Render the lines of the entries below as a numbered list, leaving out blank lines and the pictures.

··· Extracted data ···

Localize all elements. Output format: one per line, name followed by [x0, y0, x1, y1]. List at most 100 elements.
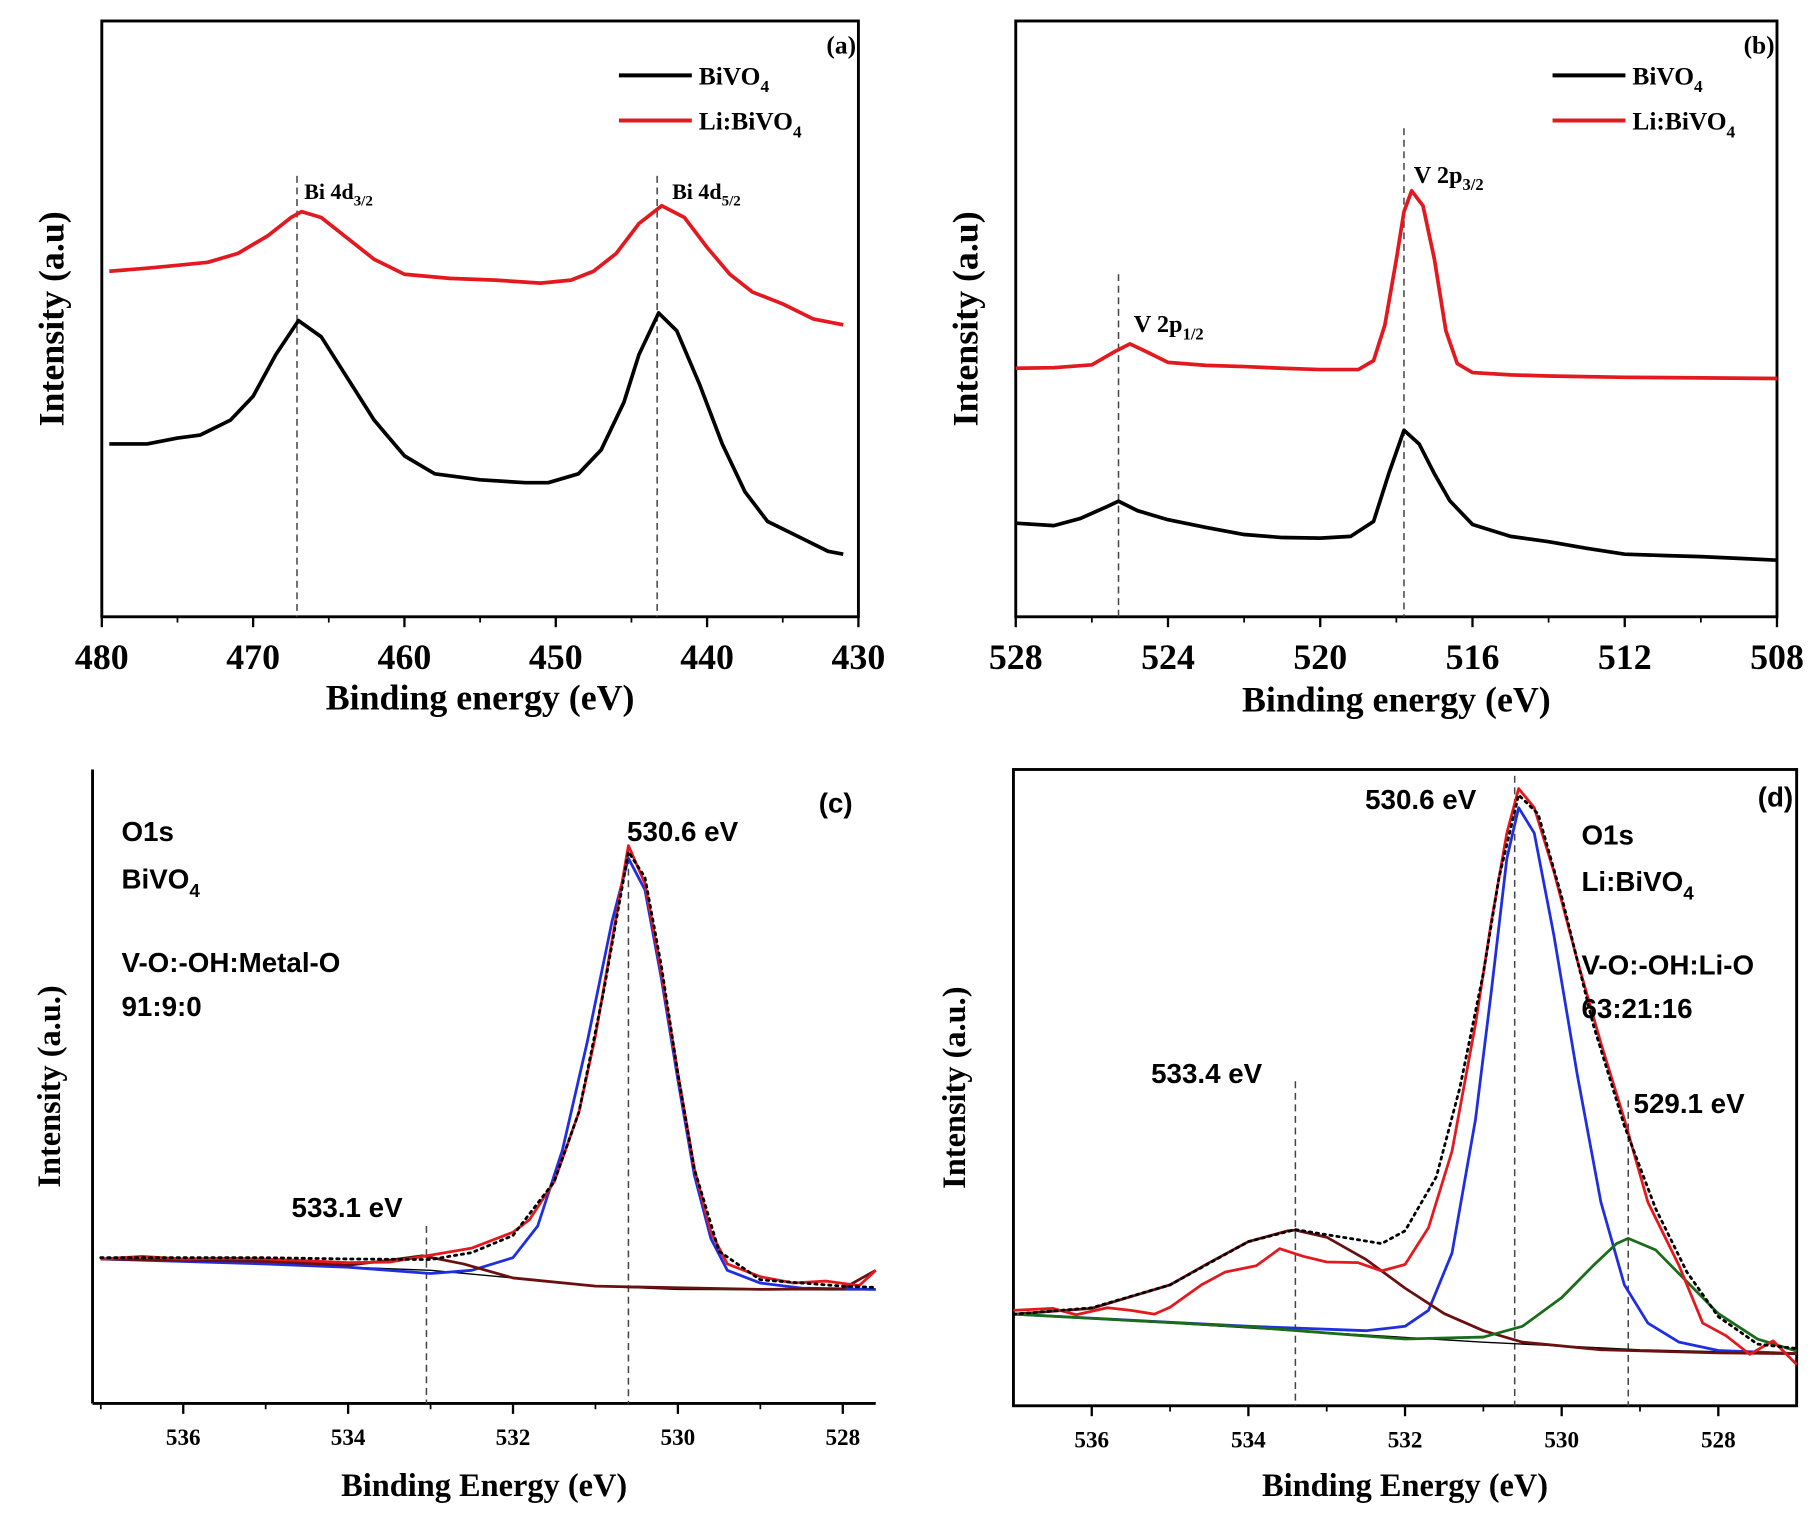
- x-axis-label: Binding Energy (eV): [1262, 1468, 1548, 1504]
- series-line-component: [1013, 1236, 1798, 1353]
- panel-label: (d): [1758, 782, 1793, 813]
- annotation-core-level-text: O1s: [121, 816, 173, 847]
- legend-label-text: Li:BiVO: [1632, 107, 1726, 136]
- x-tick-label: 480: [75, 637, 129, 677]
- x-tick-label: 470: [226, 637, 280, 677]
- annotation-ratio-labels: V-O:-OH:Li-O: [1581, 949, 1754, 980]
- annotation-ratio-values-text: 91:9:0: [121, 991, 201, 1022]
- peak-label: 533.1 eV: [292, 1192, 404, 1223]
- x-tick-label: 450: [529, 637, 583, 677]
- x-tick-label: 536: [166, 1425, 201, 1451]
- x-tick-label: 430: [832, 637, 886, 677]
- x-tick-label: 534: [331, 1425, 366, 1451]
- annotation-sample-subscript: 4: [189, 881, 200, 902]
- y-axis-label: Intensity (a.u): [32, 211, 72, 426]
- y-axis-label: Intensity (a.u.): [937, 986, 973, 1188]
- chart-panel-b: 528 524 520 516 512 508 Binding energy (eV) Int…: [946, 19, 1804, 720]
- x-tick-label: 530: [661, 1425, 696, 1451]
- peak-label-text: Bi 4d: [672, 179, 721, 204]
- series-line-measured: [1013, 787, 1798, 1366]
- x-tick-label: 528: [1701, 1427, 1736, 1453]
- legend-label: Li:BiVO4: [699, 107, 802, 142]
- peak-label-text: Bi 4d: [304, 179, 353, 204]
- panel-label: (b): [1744, 30, 1775, 59]
- x-tick-label: 512: [1598, 637, 1652, 677]
- annotation-core-level-text: O1s: [1581, 820, 1633, 851]
- peak-label-text: 533.1 eV: [292, 1192, 404, 1223]
- legend-label-subscript: 4: [760, 77, 769, 96]
- series-line-bivo4: [109, 311, 844, 557]
- x-tick-label: 508: [1750, 637, 1804, 677]
- series-line-bivo4: [1015, 428, 1778, 563]
- peak-label-subscript: 3/2: [1463, 175, 1484, 194]
- peak-label-text: V 2p: [1414, 162, 1463, 189]
- x-tick-label: 524: [1141, 637, 1195, 677]
- peak-label: 533.4 eV: [1151, 1058, 1263, 1089]
- annotation-sample: BiVO4: [121, 864, 200, 902]
- peak-label: V 2p3/2: [1414, 162, 1484, 194]
- peak-label-text: 530.6 eV: [627, 816, 739, 847]
- peak-label-text: 529.1 eV: [1634, 1088, 1746, 1119]
- legend-label-text: BiVO: [1632, 62, 1694, 91]
- legend-label-subscript: 4: [1694, 77, 1703, 96]
- legend-label-subscript: 4: [1727, 122, 1736, 141]
- peak-label-subscript: 5/2: [722, 194, 741, 210]
- peak-label-text: 533.4 eV: [1151, 1058, 1263, 1089]
- x-axis-label: Binding energy (eV): [326, 677, 635, 717]
- x-tick-label: 516: [1446, 637, 1500, 677]
- panel-label: (c): [819, 787, 853, 818]
- x-axis-label: Binding Energy (eV): [341, 1468, 627, 1504]
- legend-label-text: BiVO: [699, 62, 761, 91]
- annotation-ratio-values: 91:9:0: [121, 991, 201, 1022]
- peak-label: Bi 4d5/2: [672, 179, 741, 210]
- x-tick-label: 528: [825, 1425, 860, 1451]
- peak-label: V 2p1/2: [1134, 311, 1204, 343]
- series-line-li-bivo4: [109, 203, 844, 327]
- annotation-core-level: O1s: [121, 816, 173, 847]
- chart-panel-a: 480 470 460 450 440 430 Binding energy (eV) Int…: [32, 19, 886, 717]
- peak-label: Bi 4d3/2: [304, 179, 373, 210]
- x-tick-label: 460: [378, 637, 432, 677]
- x-tick-label: 536: [1074, 1427, 1109, 1453]
- annotation-sample: Li:BiVO4: [1581, 866, 1694, 904]
- chart-panel-c: 536 534 532 530 528 Binding Energy (eV) Intens…: [32, 769, 878, 1504]
- peak-label-text: 530.6 eV: [1365, 784, 1477, 815]
- legend-label: Li:BiVO4: [1632, 107, 1735, 142]
- series-line-measured: [100, 844, 877, 1287]
- series-line-component: [1013, 806, 1797, 1355]
- peak-label-subscript: 1/2: [1183, 324, 1204, 343]
- peak-label: 529.1 eV: [1634, 1088, 1746, 1119]
- series-line-component: [100, 1254, 877, 1291]
- peak-label-subscript: 3/2: [354, 194, 373, 210]
- x-tick-label: 534: [1231, 1427, 1266, 1453]
- chart-panel-d: 536 534 532 530 528 Binding Energy (eV) Intens…: [937, 768, 1799, 1504]
- annotation-sample-text: BiVO: [121, 864, 189, 895]
- series-line-envelope: [99, 850, 878, 1289]
- legend-label: BiVO4: [1632, 62, 1703, 97]
- x-tick-label: 528: [989, 637, 1043, 677]
- legend-label-text: Li:BiVO: [699, 107, 793, 136]
- series-line-component: [1013, 1228, 1797, 1355]
- x-tick-label: 532: [1388, 1427, 1423, 1453]
- x-tick-label: 440: [680, 637, 734, 677]
- annotation-ratio-labels-text: V-O:-OH:Li-O: [1581, 949, 1754, 980]
- panel-label: (a): [826, 30, 856, 59]
- y-axis-label: Intensity (a.u.): [32, 985, 68, 1187]
- annotation-ratio-values: 63:21:16: [1581, 993, 1692, 1024]
- x-tick-label: 532: [496, 1425, 531, 1451]
- y-axis-label: Intensity (a.u): [946, 211, 986, 426]
- x-tick-label: 520: [1293, 637, 1347, 677]
- series-line-li-bivo4: [1015, 188, 1777, 381]
- annotation-ratio-labels-text: V-O:-OH:Metal-O: [121, 947, 340, 978]
- x-tick-label: 530: [1544, 1427, 1579, 1453]
- annotation-ratio-labels: V-O:-OH:Metal-O: [121, 947, 340, 978]
- peak-label-text: V 2p: [1134, 311, 1183, 338]
- peak-label: 530.6 eV: [627, 816, 739, 847]
- annotation-sample-subscript: 4: [1683, 883, 1694, 904]
- legend-label-subscript: 4: [793, 122, 802, 141]
- series-line-envelope: [1012, 793, 1799, 1350]
- peak-label: 530.6 eV: [1365, 784, 1477, 815]
- annotation-ratio-values-text: 63:21:16: [1581, 993, 1692, 1024]
- x-axis-label: Binding energy (eV): [1242, 680, 1551, 720]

···

**Result**
1. Localize all elements. Output format: one per line, name followed by [x0, y0, x1, y1]. List at most 100 elements.
2. - x-axis-label: Binding Energy (eV): [1262, 1468, 1548, 1504]
3. - series-line-component: [1013, 1236, 1798, 1353]
4. - panel-label: (d): [1758, 782, 1793, 813]
5. - annotation-core-level-text: O1s: [121, 816, 173, 847]
6. - legend-label-text: Li:BiVO: [1632, 107, 1726, 136]
7. - x-tick-label: 480: [75, 637, 129, 677]
8. - x-tick-label: 470: [226, 637, 280, 677]
9. - annotation-ratio-labels: V-O:-OH:Li-O: [1581, 949, 1754, 980]
10. - annotation-ratio-values-text: 91:9:0: [121, 991, 201, 1022]
11. - peak-label: 533.1 eV: [292, 1192, 404, 1223]
12. - x-tick-label: 450: [529, 637, 583, 677]
13. - x-tick-label: 536: [166, 1425, 201, 1451]
14. - x-tick-label: 430: [832, 637, 886, 677]
15. - x-tick-label: 534: [331, 1425, 366, 1451]
16. - annotation-sample-subscript: 4: [189, 881, 200, 902]
17. - y-axis-label: Intensity (a.u): [32, 211, 72, 426]
18. - y-axis-label: Intensity (a.u.): [937, 986, 973, 1188]
19. - chart-panel-b: 528 524 520 516 512 508 Binding energy (eV) Int…: [946, 19, 1804, 720]
20. - x-tick-label: 530: [661, 1425, 696, 1451]
21. - peak-label-text: Bi 4d: [672, 179, 721, 204]
22. - series-line-measured: [1013, 787, 1798, 1366]
23. - x-tick-label: 528: [1701, 1427, 1736, 1453]
24. - legend-label: Li:BiVO4: [699, 107, 802, 142]
25. - peak-label-text: Bi 4d: [304, 179, 353, 204]
26. - panel-label: (b): [1744, 30, 1775, 59]
27. - x-tick-label: 512: [1598, 637, 1652, 677]
28. - annotation-core-level-text: O1s: [1581, 820, 1633, 851]
29. - peak-label-text: 533.1 eV: [292, 1192, 404, 1223]
30. - legend-label-subscript: 4: [760, 77, 769, 96]
31. - series-line-bivo4: [109, 311, 844, 557]
32. - x-tick-label: 508: [1750, 637, 1804, 677]
33. - series-line-bivo4: [1015, 428, 1778, 563]
34. - peak-label-subscript: 3/2: [1463, 175, 1484, 194]
35. - peak-label-text: V 2p: [1414, 162, 1463, 189]
36. - x-tick-label: 524: [1141, 637, 1195, 677]
37. - peak-label: 533.4 eV: [1151, 1058, 1263, 1089]
38. - annotation-sample: BiVO4: [121, 864, 200, 902]
39. - peak-label: V 2p3/2: [1414, 162, 1484, 194]
40. - peak-label-text: 530.6 eV: [627, 816, 739, 847]
41. - peak-label-text: 529.1 eV: [1634, 1088, 1746, 1119]
42. - legend-label-text: BiVO: [1632, 62, 1694, 91]
43. - legend-label-subscript: 4: [1694, 77, 1703, 96]
44. - legend-label-subscript: 4: [1727, 122, 1736, 141]
45. - peak-label-subscript: 5/2: [722, 194, 741, 210]
46. - peak-label-text: 533.4 eV: [1151, 1058, 1263, 1089]
47. - x-axis-label: Binding energy (eV): [326, 677, 635, 717]
48. - x-tick-label: 516: [1446, 637, 1500, 677]
49. - panel-label: (c): [819, 787, 853, 818]
50. - x-axis-label: Binding Energy (eV): [341, 1468, 627, 1504]
51. - legend-label-text: BiVO: [699, 62, 761, 91]
52. - annotation-ratio-values: 91:9:0: [121, 991, 201, 1022]
53. - peak-label: Bi 4d5/2: [672, 179, 741, 210]
54. - x-tick-label: 528: [825, 1425, 860, 1451]
55. - peak-label: V 2p1/2: [1134, 311, 1204, 343]
56. - series-line-li-bivo4: [109, 203, 844, 327]
57. - annotation-core-level: O1s: [121, 816, 173, 847]
58. - chart-panel-a: 480 470 460 450 440 430 Binding energy (eV) Int…: [32, 19, 886, 717]
59. - peak-label: Bi 4d3/2: [304, 179, 373, 210]
60. - x-tick-label: 460: [378, 637, 432, 677]
61. - x-tick-label: 536: [1074, 1427, 1109, 1453]
62. - annotation-sample: Li:BiVO4: [1581, 866, 1694, 904]
63. - chart-panel-c: 536 534 532 530 528 Binding Energy (eV) Intens…: [32, 769, 878, 1504]
64. - peak-label-text: 530.6 eV: [1365, 784, 1477, 815]
65. - legend-label: Li:BiVO4: [1632, 107, 1735, 142]
66. - series-line-measured: [100, 844, 877, 1287]
67. - series-line-component: [1013, 806, 1797, 1355]
68. - peak-label-subscript: 1/2: [1183, 324, 1204, 343]
69. - peak-label: 529.1 eV: [1634, 1088, 1746, 1119]
70. - series-line-component: [100, 1254, 877, 1291]
71. - peak-label-subscript: 3/2: [354, 194, 373, 210]
72. - x-tick-label: 534: [1231, 1427, 1266, 1453]
73. - chart-panel-d: 536 534 532 530 528 Binding Energy (eV) Intens…: [937, 768, 1799, 1504]
74. - annotation-sample-text: BiVO: [121, 864, 189, 895]
75. - series-line-envelope: [99, 850, 878, 1289]
76. - legend-label: BiVO4: [1632, 62, 1703, 97]
77. - x-tick-label: 528: [989, 637, 1043, 677]
78. - legend-label-text: Li:BiVO: [699, 107, 793, 136]
79. - series-line-component: [1013, 1228, 1797, 1355]
80. - x-tick-label: 532: [1388, 1427, 1423, 1453]
81. - x-tick-label: 440: [680, 637, 734, 677]
82. - annotation-ratio-labels-text: V-O:-OH:Li-O: [1581, 949, 1754, 980]
83. - panel-label: (a): [826, 30, 856, 59]
84. - y-axis-label: Intensity (a.u.): [32, 985, 68, 1187]
85. - annotation-ratio-values: 63:21:16: [1581, 993, 1692, 1024]
86. - x-tick-label: 532: [496, 1425, 531, 1451]
87. - y-axis-label: Intensity (a.u): [946, 211, 986, 426]
88. - x-tick-label: 520: [1293, 637, 1347, 677]
89. - series-line-li-bivo4: [1015, 188, 1777, 381]
90. - annotation-ratio-labels-text: V-O:-OH:Metal-O: [121, 947, 340, 978]
91. - x-tick-label: 530: [1544, 1427, 1579, 1453]
92. - annotation-ratio-labels: V-O:-OH:Metal-O: [121, 947, 340, 978]
93. - peak-label-text: V 2p: [1134, 311, 1183, 338]
94. - peak-label: 530.6 eV: [627, 816, 739, 847]
95. - annotation-sample-subscript: 4: [1683, 883, 1694, 904]
96. - legend-label-subscript: 4: [793, 122, 802, 141]
97. - series-line-envelope: [1012, 793, 1799, 1350]
98. - peak-label: 530.6 eV: [1365, 784, 1477, 815]
99. - annotation-ratio-values-text: 63:21:16: [1581, 993, 1692, 1024]
100. - x-axis-label: Binding energy (eV): [1242, 680, 1551, 720]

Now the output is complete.